[Supplied text]:
┌────────

Allam, who has a PhD in bioinformatics, works in the DNA laboratory and uses his computer to interpret data the bacteria's genetic code is offering to the machines.
Because Allam can show most infections are a genetic clone of the other, the hypothesis is that there could be a single infection point, perhaps a single farm, or abattoir, or individual food processing plant.He can also see that cases are spread across the country in middle-class and lower socio-economic groups. This means the source is a food product eaten countrywide, and one that is affordable.
But these clues aren’t making the hunt any easier.
Thomas explains the bacteria can outsmart humans and survive cleaning.
Bacteria sense when they are nearby the exact same bacteria and “speak” to each other using molecules. They then excrete a sugary substance called a biofilm (plaque on teeth is an example) to cover them, allowing them to live on inanimate surfaces for months.With biofilm bacteria can survive even if factories are using detergents.
A dairy abroad once had a listeria outbreak for 10 years and eventually staff dismantled the entire plant and steam-cleaned every bit of equipment, says Thomas.
The search is not being helped by unco-operative elements in the food industry.
The national Health Department asked food industry bodies the SA Meat Producers Association and the Red Meat Industry Forum in December to tell their members – who make processed food – to provide samples of tested food or lab results looking for listeria monocytogenes in processed meat.This is because historically, processed meat is often to blame for listeria outbreaks.
Neither the forum nor the association or their members have complied with the request. The Health Department is unimpressed.

└────────

[List of tasks]:
(1) Decide whether each statement agrees with the listeria passage above. Answer yes or no, and quote the words from the passage that settle it.
(a) Allam holds a PhD in bioinformatics.
(b) The industry bodies and their members have supplied the samples the Health Department requested.
(c) A biofilm allows bacteria to live on inanimate surfaces for months.
(2) The listeria passage suggests there could be a single infection point. List every kind of place it offers as that possible point.
(3) Answer these questions from the listeria passage:
(a) What does the passage give as an example of a biofilm?
(b) In which month did the national Health Department ask the industry bodies for samples?
(c) How long did the listeria outbreak at the dairy abroad last?

Saved entries
┌────────

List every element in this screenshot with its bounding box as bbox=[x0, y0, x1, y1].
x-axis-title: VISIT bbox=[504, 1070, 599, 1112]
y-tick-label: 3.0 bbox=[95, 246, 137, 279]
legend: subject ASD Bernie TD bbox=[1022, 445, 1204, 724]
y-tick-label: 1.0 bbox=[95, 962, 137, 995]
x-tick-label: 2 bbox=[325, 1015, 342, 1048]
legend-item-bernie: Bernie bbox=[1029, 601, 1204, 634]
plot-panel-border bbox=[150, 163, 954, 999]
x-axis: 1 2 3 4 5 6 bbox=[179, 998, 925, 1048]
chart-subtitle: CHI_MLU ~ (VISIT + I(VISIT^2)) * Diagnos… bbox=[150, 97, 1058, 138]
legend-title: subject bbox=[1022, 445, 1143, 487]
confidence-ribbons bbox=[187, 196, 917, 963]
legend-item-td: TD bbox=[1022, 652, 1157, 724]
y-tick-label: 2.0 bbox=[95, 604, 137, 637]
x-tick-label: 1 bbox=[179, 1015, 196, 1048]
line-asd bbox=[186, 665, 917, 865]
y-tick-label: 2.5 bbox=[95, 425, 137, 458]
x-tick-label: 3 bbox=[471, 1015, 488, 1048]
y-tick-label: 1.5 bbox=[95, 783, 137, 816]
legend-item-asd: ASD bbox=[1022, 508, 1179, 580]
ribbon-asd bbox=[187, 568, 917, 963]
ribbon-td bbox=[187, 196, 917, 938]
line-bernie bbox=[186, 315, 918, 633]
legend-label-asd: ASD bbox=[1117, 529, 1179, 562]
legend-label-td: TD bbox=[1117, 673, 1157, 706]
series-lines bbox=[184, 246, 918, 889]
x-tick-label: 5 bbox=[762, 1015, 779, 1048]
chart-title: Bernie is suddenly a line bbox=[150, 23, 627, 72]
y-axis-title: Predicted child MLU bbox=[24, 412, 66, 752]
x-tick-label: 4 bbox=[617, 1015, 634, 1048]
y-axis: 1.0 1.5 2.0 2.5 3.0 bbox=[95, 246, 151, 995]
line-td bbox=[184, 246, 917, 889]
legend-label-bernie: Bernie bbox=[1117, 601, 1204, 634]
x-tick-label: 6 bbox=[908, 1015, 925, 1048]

└────────

[Solutions for each task]:
(1)
(a) Yes: "Allam, who has a PhD in bioinformatics"
(b) No: "Neither the forum nor the association or their members have complied with the request."
(c) Yes: "allowing them to live on inanimate surfaces for months"

(2)
- a single farm
- an abattoir
- an individual food processing plant

(3)
(a) Plaque on teeth.
(b) December.
(c) 10 years.